Quoted passage:
It also means that sometime between today and December 25th you need to go out and buy other people some presents because you haven’t done it yet.

But there’s someone else special in your life that deserves an Xmas gift this year. That special someone is your open source projects.

You might think, “But, Dr Nic, what do I get for the open source project that already has everything? What gift would my open source projects possible appreciate?”

Its true – this year has been a boon for open source. You probably migrated your projects from SVN to Git this year. Specifically, you probably clicked the “create a new one” link on your GitHub home page a lot this year: either to migrate your old projects to github or start new ones. Lots of new ones.

And now that your code is on github, your README file is rendered beautifully on the home page, so you were more inclined to rename it to README.markdown or README.textile and thusforthly fill it full of education information about your projects.

More people would then instantaneously figure out what the f@#$ your project actually does, thus more people used it, thus more people wrote patches or forked your code and sent Pull Requests.

All round, in 2008, I bet your open source projects had a sweet year.

Nonetheless, it is Christmas time and you should now get them a present. Something they wouldn’t get for themselves. Something you wouldn’t have done for them except for the free loving spirit of Christmas.

The Gift for all Open Source projects

A website.

Oh sure, github renders your README.markdown file. Yeah, yeah, github gives you a wiki for your project. Sure, sure, Google Groups let you communicate with your co-developers and users. Certainly, you don’t need a website for your project.

That’s why its a Christmas gift. You’re going to do it because you care.

Exercise materials:
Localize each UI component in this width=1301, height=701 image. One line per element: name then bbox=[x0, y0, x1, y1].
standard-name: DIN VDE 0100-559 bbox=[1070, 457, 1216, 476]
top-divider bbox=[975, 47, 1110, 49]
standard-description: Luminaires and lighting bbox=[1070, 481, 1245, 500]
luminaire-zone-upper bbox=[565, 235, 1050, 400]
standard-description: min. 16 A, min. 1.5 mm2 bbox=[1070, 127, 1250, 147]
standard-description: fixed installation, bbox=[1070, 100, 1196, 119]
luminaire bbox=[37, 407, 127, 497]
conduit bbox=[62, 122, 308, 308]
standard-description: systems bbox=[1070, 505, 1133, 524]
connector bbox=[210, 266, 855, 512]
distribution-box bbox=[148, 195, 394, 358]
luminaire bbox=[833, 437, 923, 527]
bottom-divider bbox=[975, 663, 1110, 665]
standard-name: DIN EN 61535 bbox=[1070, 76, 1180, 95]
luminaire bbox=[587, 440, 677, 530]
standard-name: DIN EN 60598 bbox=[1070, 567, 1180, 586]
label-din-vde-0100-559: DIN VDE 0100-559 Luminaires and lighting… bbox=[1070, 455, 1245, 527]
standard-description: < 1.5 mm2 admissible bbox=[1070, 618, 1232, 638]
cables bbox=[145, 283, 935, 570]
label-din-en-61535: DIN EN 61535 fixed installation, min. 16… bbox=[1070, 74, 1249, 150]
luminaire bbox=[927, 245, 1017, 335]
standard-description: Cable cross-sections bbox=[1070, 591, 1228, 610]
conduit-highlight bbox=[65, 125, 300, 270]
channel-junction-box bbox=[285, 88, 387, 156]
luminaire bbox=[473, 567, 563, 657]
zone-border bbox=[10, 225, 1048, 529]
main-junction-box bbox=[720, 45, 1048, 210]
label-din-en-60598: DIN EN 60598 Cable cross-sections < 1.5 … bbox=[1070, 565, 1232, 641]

What to do:
1) Repeat the rows word for word, from the first row up to and including the line containing "luminaire-zone-upper bbox=[565, 235, 1050, 400]".
2) Continue the piece about giving open source projects a Christmas present, picking up after its final sentence.

Answers below:
1)
Localize each UI component in this width=1301, height=701 image. One line per element: name then bbox=[x0, y0, x1, y1].
standard-name: DIN VDE 0100-559 bbox=[1070, 457, 1216, 476]
top-divider bbox=[975, 47, 1110, 49]
standard-description: Luminaires and lighting bbox=[1070, 481, 1245, 500]
luminaire-zone-upper bbox=[565, 235, 1050, 400]

2)
Websites sell your project. READMEs and Wikis educate. The project website will sell it and make people want to use your stuff.

A website could have a blog with an RSS/atom feed. Then you could post updates about your project. People could subscribe and also leave comments. Oh the novelty.

And if it only took 5 minutes to get all this setup – the website code, the blog engine, the RSS feed, the comments, and published to its own hosted server – then that would just be oh so sweet.

So we’re going to do some craft for our Xmas present. A little DIY project, if you will. You’ll need a few things that you’ll find around your house, a command-line interface, and a beer or perhaps some port or sherry. Christmas cake is good too.

The commands below take about 5 minutes to execute and you’ll have a sweet website for your project, setup on GitHub Pages, just like the macruby-tmbundle and jekyll_generator sites, and the sample image above.

Jekyll and GitHub Pages

Jekyll, by Tom Preston-Werner, is one of several static website generators. All your website content will be written in textile or markdown, rendered against some HTML layouts, and published on a website somewhere. We’re going to use GitHub Pages because they are new and shiny, and free, and I’ve written some sake tasks (below) to make it all easy peasy to get up and running.

There are a bunch of reasons we’re going to use Jekyll to render our website:

One, textile and markdown are much nicer to write/edit text than HTML.

Two, Jekyll is “blog enabled”. That is, some of your pages will be specifically “blog post” pages, and elsewhere in your layout you can programmatically list them. Like a blog. Yeah.

Three, GitHub Pages automatically supports Jekyll but no other static-website generators. This saves you from having to manually render your HTML from your Textile/Markdown pages before pushing the site to the remove server.

Four, I wrote a stand-alone generator to create a Jekyll website for any project. It is preconfigured with Disqus for comments, including badges for latest comments etc.

Living with a Jekyll

Jekyll comes as a RubyGem:

sudo gem source -a http://gems.github.com/
sudo gem install mojombo-jekyll

You can either read the Jekyll README and create your project website by hand (and then skip below to Living with GitHub Page).

Alternately, you can cheat and use a generator.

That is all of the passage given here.